All of the data that follows should be retyped exactly, please, except the pictures.

================

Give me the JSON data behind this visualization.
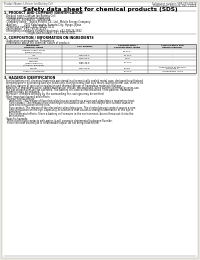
{
  "bg_color": "#e8e8e0",
  "page_bg": "#ffffff",
  "title": "Safety data sheet for chemical products (SDS)",
  "header_left": "Product Name: Lithium Ion Battery Cell",
  "header_right_line1": "Substance number: SBR-049-00618",
  "header_right_line2": "Established / Revision: Dec.7.2018",
  "section1_title": "1. PRODUCT AND COMPANY IDENTIFICATION",
  "section1_lines": [
    "· Product name: Lithium Ion Battery Cell",
    "· Product code: Cylindrical-type cell",
    "   SV1865S0, SV1865S0L, SV1865SA",
    "· Company name:   Sanyo Electric Co., Ltd.  Mobile Energy Company",
    "· Address:         2001 Kamikosaka, Sumoto-City, Hyogo, Japan",
    "· Telephone number:  +81-799-26-4111",
    "· Fax number:  +81-799-26-4129",
    "· Emergency telephone number (daytime): +81-799-26-3842",
    "                              (Night and holiday): +81-799-26-4101"
  ],
  "section2_title": "2. COMPOSITION / INFORMATION ON INGREDIENTS",
  "section2_sub1": "· Substance or preparation: Preparation",
  "section2_sub2": "· Information about the chemical nature of product:",
  "table_col_labels": [
    "Component\nchemical name",
    "CAS number",
    "Concentration /\nConcentration range",
    "Classification and\nhazard labeling"
  ],
  "table_rows": [
    [
      "Lithium cobalt oxide\n(LiMn/CoO(OH))",
      "-",
      "30-60%",
      "-"
    ],
    [
      "Iron",
      "7439-89-6",
      "15-20%",
      "-"
    ],
    [
      "Aluminum",
      "7429-90-5",
      "2-5%",
      "-"
    ],
    [
      "Graphite\n(Flake graphite)\n(Artificial graphite)",
      "7782-42-5\n7782-44-2",
      "10-20%",
      "-"
    ],
    [
      "Copper",
      "7440-50-8",
      "5-15%",
      "Sensitization of the skin\ngroup No.2"
    ],
    [
      "Organic electrolyte",
      "-",
      "10-20%",
      "Inflammable liquid"
    ]
  ],
  "section3_title": "3. HAZARDS IDENTIFICATION",
  "section3_para1": [
    "For the battery cell, chemical materials are stored in a hermetically sealed metal case, designed to withstand",
    "temperatures in processing and use conditions. During normal use, as a result, during normal use, there is no",
    "physical danger of ignition or explosion and thermal danger of hazardous materials leakage.",
    "However, if exposed to a fire, added mechanical shocks, decomposed, when electro-chemical by miss-use,",
    "the gas release vent will be operated. The battery cell case will be breached if fire pattern. Hazardous",
    "materials may be released.",
    "Moreover, if heated strongly by the surrounding fire, soot gas may be emitted."
  ],
  "section3_bullet1": "· Most important hazard and effects:",
  "section3_human": "Human health effects:",
  "section3_health_lines": [
    "Inhalation: The release of the electrolyte has an anesthesia action and stimulates a respiratory tract.",
    "Skin contact: The release of the electrolyte stimulates a skin. The electrolyte skin contact causes a",
    "sore and stimulation on the skin.",
    "Eye contact: The release of the electrolyte stimulates eyes. The electrolyte eye contact causes a sore",
    "and stimulation on the eye. Especially, a substance that causes a strong inflammation of the eye is",
    "contained.",
    "Environmental effects: Since a battery cell remains in the environment, do not throw out it into the",
    "environment."
  ],
  "section3_bullet2": "· Specific hazards:",
  "section3_specific": [
    "If the electrolyte contacts with water, it will generate detrimental hydrogen fluoride.",
    "Since the neat electrolyte is inflammable liquid, do not bring close to fire."
  ]
}
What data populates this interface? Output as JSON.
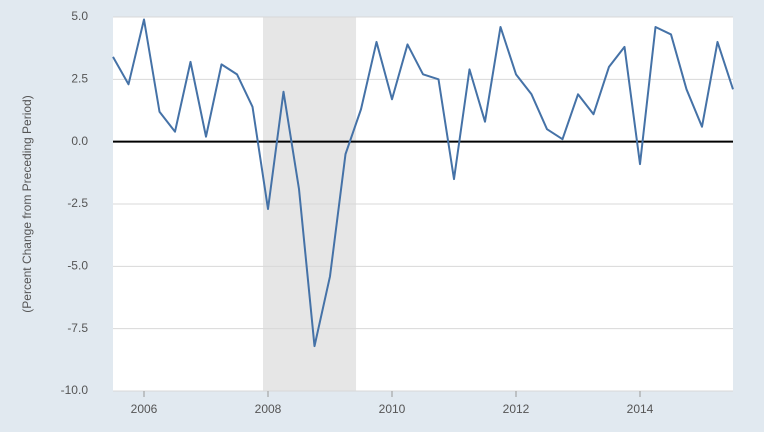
{
  "chart_data": {
    "type": "line",
    "y_label": "(Percent Change from Preceding Period)",
    "x": [
      2005.5,
      2005.75,
      2006.0,
      2006.25,
      2006.5,
      2006.75,
      2007.0,
      2007.25,
      2007.5,
      2007.75,
      2008.0,
      2008.25,
      2008.5,
      2008.75,
      2009.0,
      2009.25,
      2009.5,
      2009.75,
      2010.0,
      2010.25,
      2010.5,
      2010.75,
      2011.0,
      2011.25,
      2011.5,
      2011.75,
      2012.0,
      2012.25,
      2012.5,
      2012.75,
      2013.0,
      2013.25,
      2013.5,
      2013.75,
      2014.0,
      2014.25,
      2014.5,
      2014.75,
      2015.0,
      2015.25,
      2015.5
    ],
    "values": [
      3.4,
      2.3,
      4.9,
      1.2,
      0.4,
      3.2,
      0.2,
      3.1,
      2.7,
      1.4,
      -2.7,
      2.0,
      -1.9,
      -8.2,
      -5.4,
      -0.5,
      1.3,
      4.0,
      1.7,
      3.9,
      2.7,
      2.5,
      -1.5,
      2.9,
      0.8,
      4.6,
      2.7,
      1.9,
      0.5,
      0.1,
      1.9,
      1.1,
      3.0,
      3.8,
      -0.9,
      4.6,
      4.3,
      2.1,
      0.6,
      4.0,
      2.1
    ],
    "color": "#4572a7",
    "shaded_ranges": [
      [
        2007.92,
        2009.42
      ]
    ],
    "shade_color": "#e6e6e6",
    "xlim": [
      2005.5,
      2015.5
    ],
    "xticks": [
      2006,
      2008,
      2010,
      2012,
      2014
    ],
    "ylim": [
      -10,
      5
    ],
    "yticks": [
      {
        "value": 5,
        "label": "5.0"
      },
      2.5,
      {
        "value": 0,
        "label": "0.0"
      },
      -2.5,
      {
        "value": -5,
        "label": "-5.0"
      },
      -7.5,
      {
        "value": -10,
        "label": "-10.0"
      }
    ],
    "grid": true,
    "zero_line": true
  }
}
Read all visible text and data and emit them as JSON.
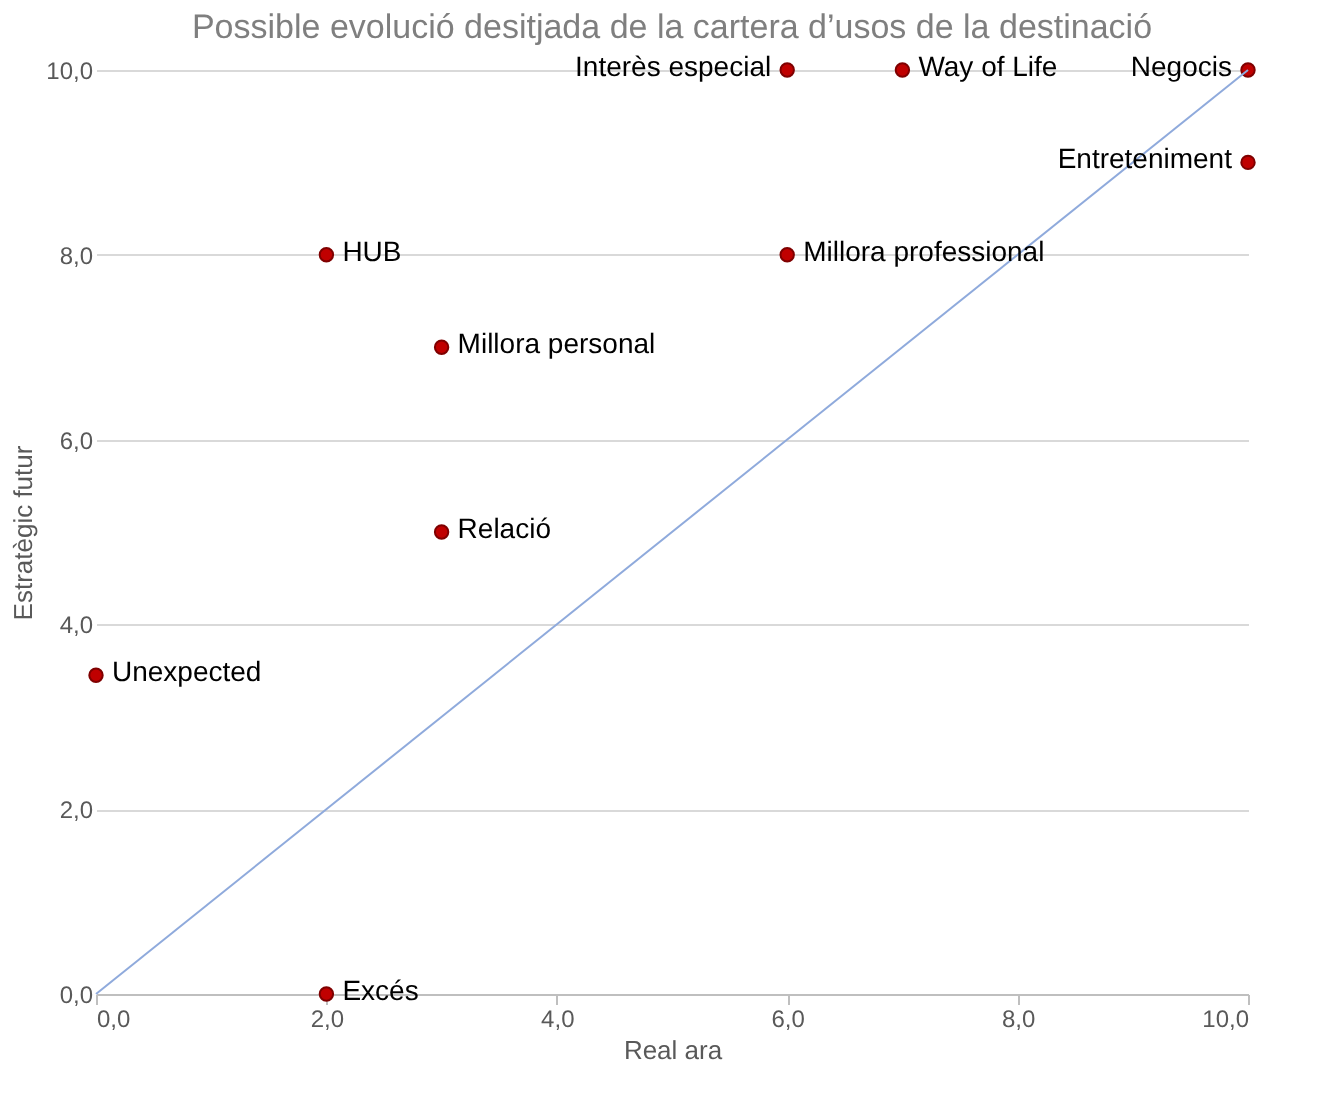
{
  "chart_data": {
    "type": "scatter",
    "title": "Possible evolució desitjada de la cartera d’usos de la destinació",
    "xlabel": "Real ara",
    "ylabel": "Estratègic futur",
    "x": [
      0,
      2,
      3,
      3,
      6,
      6,
      7,
      10,
      10,
      2
    ],
    "series": [
      {
        "color": "#c00000",
        "values": [
          3.45,
          8,
          7,
          5,
          10,
          8,
          10,
          10,
          9,
          0
        ],
        "marker": "circle"
      },
      {
        "type": "line",
        "color": "#8faadc",
        "x": [
          0,
          10
        ],
        "values": [
          0,
          10
        ],
        "marker": "none"
      }
    ],
    "annotations": [
      {
        "text": "Unexpected",
        "x": 0,
        "y": 3.45
      },
      {
        "text": "HUB",
        "x": 2,
        "y": 8
      },
      {
        "text": "Millora personal",
        "x": 3,
        "y": 7
      },
      {
        "text": "Relació",
        "x": 3,
        "y": 5
      },
      {
        "text": "Interès especial",
        "x": 6,
        "y": 10
      },
      {
        "text": "Millora professional",
        "x": 6,
        "y": 8
      },
      {
        "text": "Way of Life",
        "x": 7,
        "y": 10
      },
      {
        "text": "Negocis",
        "x": 10,
        "y": 10
      },
      {
        "text": "Entreteniment",
        "x": 10,
        "y": 9
      },
      {
        "text": "Excés",
        "x": 2,
        "y": 0
      }
    ],
    "xlim": [
      0,
      10
    ],
    "ylim": [
      0,
      10
    ],
    "xticks": [
      {
        "value": 0,
        "label": "0,0"
      },
      {
        "value": 2,
        "label": "2,0"
      },
      {
        "value": 4,
        "label": "4,0"
      },
      {
        "value": 6,
        "label": "6,0"
      },
      {
        "value": 8,
        "label": "8,0"
      },
      {
        "value": 10,
        "label": "10,0"
      }
    ],
    "yticks": [
      {
        "value": 0,
        "label": "0,0"
      },
      {
        "value": 2,
        "label": "2,0"
      },
      {
        "value": 4,
        "label": "4,0"
      },
      {
        "value": 6,
        "label": "6,0"
      },
      {
        "value": 8,
        "label": "8,0"
      },
      {
        "value": 10,
        "label": "10,0"
      }
    ],
    "grid": "y"
  }
}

================

▶ **Answer to the task**:
Give me the JSON data behind this visualization.
{
  "bg_color": "#e8e8e0",
  "page_bg": "#ffffff",
  "title": "Safety data sheet for chemical products (SDS)",
  "header_left": "Product Name: Lithium Ion Battery Cell",
  "header_right_line1": "Substance number: SBR-049-00618",
  "header_right_line2": "Established / Revision: Dec.7.2018",
  "section1_title": "1. PRODUCT AND COMPANY IDENTIFICATION",
  "section1_lines": [
    "· Product name: Lithium Ion Battery Cell",
    "· Product code: Cylindrical-type cell",
    "   SV1865S0, SV1865S0L, SV1865SA",
    "· Company name:   Sanyo Electric Co., Ltd.  Mobile Energy Company",
    "· Address:         2001 Kamikosaka, Sumoto-City, Hyogo, Japan",
    "· Telephone number:  +81-799-26-4111",
    "· Fax number:  +81-799-26-4129",
    "· Emergency telephone number (daytime): +81-799-26-3842",
    "                              (Night and holiday): +81-799-26-4101"
  ],
  "section2_title": "2. COMPOSITION / INFORMATION ON INGREDIENTS",
  "section2_sub1": "· Substance or preparation: Preparation",
  "section2_sub2": "· Information about the chemical nature of product:",
  "table_col_labels": [
    "Component\nchemical name",
    "CAS number",
    "Concentration /\nConcentration range",
    "Classification and\nhazard labeling"
  ],
  "table_rows": [
    [
      "Lithium cobalt oxide\n(LiMn/CoO(OH))",
      "-",
      "30-60%",
      "-"
    ],
    [
      "Iron",
      "7439-89-6",
      "15-20%",
      "-"
    ],
    [
      "Aluminum",
      "7429-90-5",
      "2-5%",
      "-"
    ],
    [
      "Graphite\n(Flake graphite)\n(Artificial graphite)",
      "7782-42-5\n7782-44-2",
      "10-20%",
      "-"
    ],
    [
      "Copper",
      "7440-50-8",
      "5-15%",
      "Sensitization of the skin\ngroup No.2"
    ],
    [
      "Organic electrolyte",
      "-",
      "10-20%",
      "Inflammable liquid"
    ]
  ],
  "section3_title": "3. HAZARDS IDENTIFICATION",
  "section3_para1": [
    "For the battery cell, chemical materials are stored in a hermetically sealed metal case, designed to withstand",
    "temperatures in processing and use conditions. During normal use, as a result, during normal use, there is no",
    "physical danger of ignition or explosion and thermal danger of hazardous materials leakage.",
    "However, if exposed to a fire, added mechanical shocks, decomposed, when electro-chemical by miss-use,",
    "the gas release vent will be operated. The battery cell case will be breached if fire pattern. Hazardous",
    "materials may be released.",
    "Moreover, if heated strongly by the surrounding fire, soot gas may be emitted."
  ],
  "section3_bullet1": "· Most important hazard and effects:",
  "section3_human": "Human health effects:",
  "section3_health_lines": [
    "Inhalation: The release of the electrolyte has an anesthesia action and stimulates a respiratory tract.",
    "Skin contact: The release of the electrolyte stimulates a skin. The electrolyte skin contact causes a",
    "sore and stimulation on the skin.",
    "Eye contact: The release of the electrolyte stimulates eyes. The electrolyte eye contact causes a sore",
    "and stimulation on the eye. Especially, a substance that causes a strong inflammation of the eye is",
    "contained.",
    "Environmental effects: Since a battery cell remains in the environment, do not throw out it into the",
    "environment."
  ],
  "section3_bullet2": "· Specific hazards:",
  "section3_specific": [
    "If the electrolyte contacts with water, it will generate detrimental hydrogen fluoride.",
    "Since the neat electrolyte is inflammable liquid, do not bring close to fire."
  ]
}
What data populates this interface? Output as JSON.
{
  "chart_data": {
    "type": "line",
    "y_label": "(Percent Change from Preceding Period)",
    "x": [
      2005.5,
      2005.75,
      2006.0,
      2006.25,
      2006.5,
      2006.75,
      2007.0,
      2007.25,
      2007.5,
      2007.75,
      2008.0,
      2008.25,
      2008.5,
      2008.75,
      2009.0,
      2009.25,
      2009.5,
      2009.75,
      2010.0,
      2010.25,
      2010.5,
      2010.75,
      2011.0,
      2011.25,
      2011.5,
      2011.75,
      2012.0,
      2012.25,
      2012.5,
      2012.75,
      2013.0,
      2013.25,
      2013.5,
      2013.75,
      2014.0,
      2014.25,
      2014.5,
      2014.75,
      2015.0,
      2015.25,
      2015.5
    ],
    "values": [
      3.4,
      2.3,
      4.9,
      1.2,
      0.4,
      3.2,
      0.2,
      3.1,
      2.7,
      1.4,
      -2.7,
      2.0,
      -1.9,
      -8.2,
      -5.4,
      -0.5,
      1.3,
      4.0,
      1.7,
      3.9,
      2.7,
      2.5,
      -1.5,
      2.9,
      0.8,
      4.6,
      2.7,
      1.9,
      0.5,
      0.1,
      1.9,
      1.1,
      3.0,
      3.8,
      -0.9,
      4.6,
      4.3,
      2.1,
      0.6,
      4.0,
      2.1
    ],
    "color": "#4572a7",
    "shaded_ranges": [
      [
        2007.92,
        2009.42
      ]
    ],
    "shade_color": "#e6e6e6",
    "xlim": [
      2005.5,
      2015.5
    ],
    "xticks": [
      2006,
      2008,
      2010,
      2012,
      2014
    ],
    "ylim": [
      -10,
      5
    ],
    "yticks": [
      {
        "value": 5,
        "label": "5.0"
      },
      2.5,
      {
        "value": 0,
        "label": "0.0"
      },
      -2.5,
      {
        "value": -5,
        "label": "-5.0"
      },
      -7.5,
      {
        "value": -10,
        "label": "-10.0"
      }
    ],
    "grid": true,
    "zero_line": true
  }
}
Read all visible text and data and emit them as JSON.
{
  "chart_data": {
    "type": "scatter",
    "title": "Possible evolució desitjada de la cartera d’usos de la destinació",
    "xlabel": "Real ara",
    "ylabel": "Estratègic futur",
    "x": [
      0,
      2,
      3,
      3,
      6,
      6,
      7,
      10,
      10,
      2
    ],
    "series": [
      {
        "color": "#c00000",
        "values": [
          3.45,
          8,
          7,
          5,
          10,
          8,
          10,
          10,
          9,
          0
        ],
        "marker": "circle"
      },
      {
        "type": "line",
        "color": "#8faadc",
        "x": [
          0,
          10
        ],
        "values": [
          0,
          10
        ],
        "marker": "none"
      }
    ],
    "annotations": [
      {
        "text": "Unexpected",
        "x": 0,
        "y": 3.45
      },
      {
        "text": "HUB",
        "x": 2,
        "y": 8
      },
      {
        "text": "Millora personal",
        "x": 3,
        "y": 7
      },
      {
        "text": "Relació",
        "x": 3,
        "y": 5
      },
      {
        "text": "Interès especial",
        "x": 6,
        "y": 10
      },
      {
        "text": "Millora professional",
        "x": 6,
        "y": 8
      },
      {
        "text": "Way of Life",
        "x": 7,
        "y": 10
      },
      {
        "text": "Negocis",
        "x": 10,
        "y": 10
      },
      {
        "text": "Entreteniment",
        "x": 10,
        "y": 9
      },
      {
        "text": "Excés",
        "x": 2,
        "y": 0
      }
    ],
    "xlim": [
      0,
      10
    ],
    "ylim": [
      0,
      10
    ],
    "xticks": [
      {
        "value": 0,
        "label": "0,0"
      },
      {
        "value": 2,
        "label": "2,0"
      },
      {
        "value": 4,
        "label": "4,0"
      },
      {
        "value": 6,
        "label": "6,0"
      },
      {
        "value": 8,
        "label": "8,0"
      },
      {
        "value": 10,
        "label": "10,0"
      }
    ],
    "yticks": [
      {
        "value": 0,
        "label": "0,0"
      },
      {
        "value": 2,
        "label": "2,0"
      },
      {
        "value": 4,
        "label": "4,0"
      },
      {
        "value": 6,
        "label": "6,0"
      },
      {
        "value": 8,
        "label": "8,0"
      },
      {
        "value": 10,
        "label": "10,0"
      }
    ],
    "grid": "y"
  }
}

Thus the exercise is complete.